* **Supplied material**
····················

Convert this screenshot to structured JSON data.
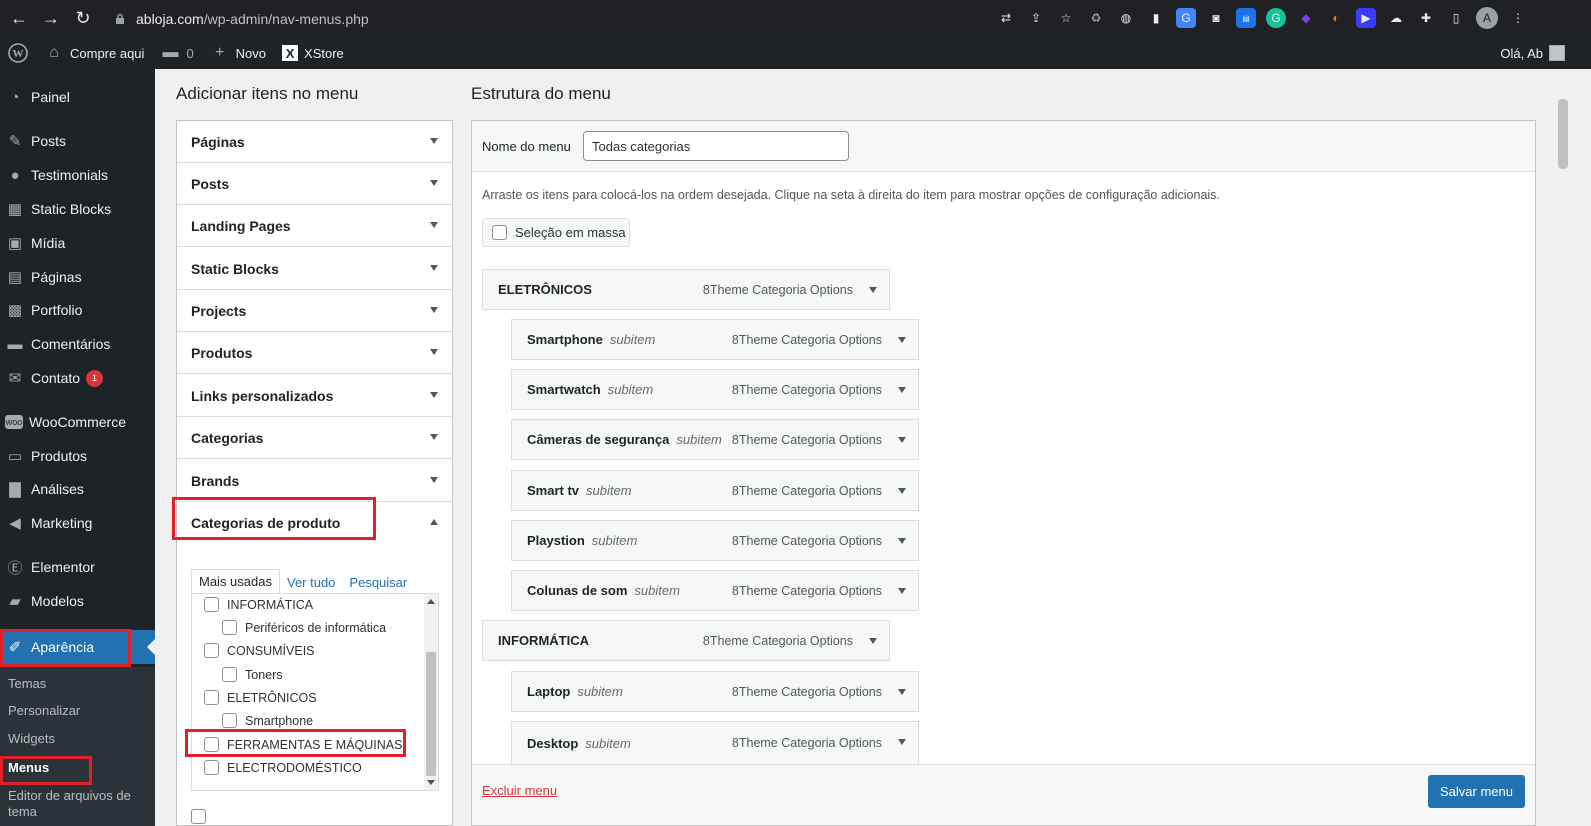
{
  "browser": {
    "url_host": "abloja.com",
    "url_path": "/wp-admin/nav-menus.php",
    "profile_initial": "A"
  },
  "admin_bar": {
    "site_name": "Compre aqui",
    "comments_count": "0",
    "new_label": "Novo",
    "theme_label": "XStore",
    "greeting": "Olá, Ab"
  },
  "sidebar": {
    "items": [
      {
        "label": "Painel",
        "icon": "dashboard-icon"
      },
      {
        "label": "Posts",
        "icon": "pin-icon"
      },
      {
        "label": "Testimonials",
        "icon": "speech-bubble-icon"
      },
      {
        "label": "Static Blocks",
        "icon": "grid-icon"
      },
      {
        "label": "Mídia",
        "icon": "media-icon"
      },
      {
        "label": "Páginas",
        "icon": "pages-icon"
      },
      {
        "label": "Portfolio",
        "icon": "portfolio-icon"
      },
      {
        "label": "Comentários",
        "icon": "comment-icon"
      },
      {
        "label": "Contato",
        "icon": "mail-icon",
        "badge": "1"
      },
      {
        "label": "WooCommerce",
        "icon": "woo-icon"
      },
      {
        "label": "Produtos",
        "icon": "archive-icon"
      },
      {
        "label": "Análises",
        "icon": "bar-chart-icon"
      },
      {
        "label": "Marketing",
        "icon": "megaphone-icon"
      },
      {
        "label": "Elementor",
        "icon": "elementor-icon"
      },
      {
        "label": "Modelos",
        "icon": "folder-icon"
      },
      {
        "label": "Aparência",
        "icon": "brush-icon"
      }
    ],
    "submenu": [
      "Temas",
      "Personalizar",
      "Widgets",
      "Menus",
      "Editor de arquivos de tema"
    ]
  },
  "left": {
    "title": "Adicionar itens no menu",
    "sections": [
      "Páginas",
      "Posts",
      "Landing Pages",
      "Static Blocks",
      "Projects",
      "Produtos",
      "Links personalizados",
      "Categorias",
      "Brands",
      "Categorias de produto"
    ],
    "tabs": [
      "Mais usadas",
      "Ver tudo",
      "Pesquisar"
    ],
    "categories": [
      {
        "label": "INFORMÁTICA",
        "level": 0
      },
      {
        "label": "Periféricos de informática",
        "level": 1
      },
      {
        "label": "CONSUMÍVEIS",
        "level": 0
      },
      {
        "label": "Toners",
        "level": 1
      },
      {
        "label": "ELETRÔNICOS",
        "level": 0
      },
      {
        "label": "Smartphone",
        "level": 1
      },
      {
        "label": "FERRAMENTAS E MÁQUINAS",
        "level": 0
      },
      {
        "label": "ELECTRODOMÉSTICO",
        "level": 0
      }
    ]
  },
  "right": {
    "title": "Estrutura do menu",
    "menu_name_label": "Nome do menu",
    "menu_name_value": "Todas categorias",
    "instructions": "Arraste os itens para colocá-los na ordem desejada. Clique na seta à direita do item para mostrar opções de configuração adicionais.",
    "bulk_select_label": "Seleção em massa",
    "item_type": "8Theme Categoria Options",
    "subitem_label": "subitem",
    "items": [
      {
        "label": "ELETRÔNICOS",
        "depth": 0
      },
      {
        "label": "Smartphone",
        "depth": 1
      },
      {
        "label": "Smartwatch",
        "depth": 1
      },
      {
        "label": "Câmeras de segurança",
        "depth": 1
      },
      {
        "label": "Smart tv",
        "depth": 1
      },
      {
        "label": "Playstion",
        "depth": 1
      },
      {
        "label": "Colunas de som",
        "depth": 1
      },
      {
        "label": "INFORMÁTICA",
        "depth": 0
      },
      {
        "label": "Laptop",
        "depth": 1
      },
      {
        "label": "Desktop",
        "depth": 1
      }
    ],
    "delete_label": "Excluir menu",
    "save_label": "Salvar menu"
  },
  "colors": {
    "accent": "#2271b1",
    "highlight_box": "#e0202a",
    "admin_dark": "#1d2327"
  }
}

····················

Your answer should be a single number: the count of lines holding the word "itens".

* **Exercise solution**
2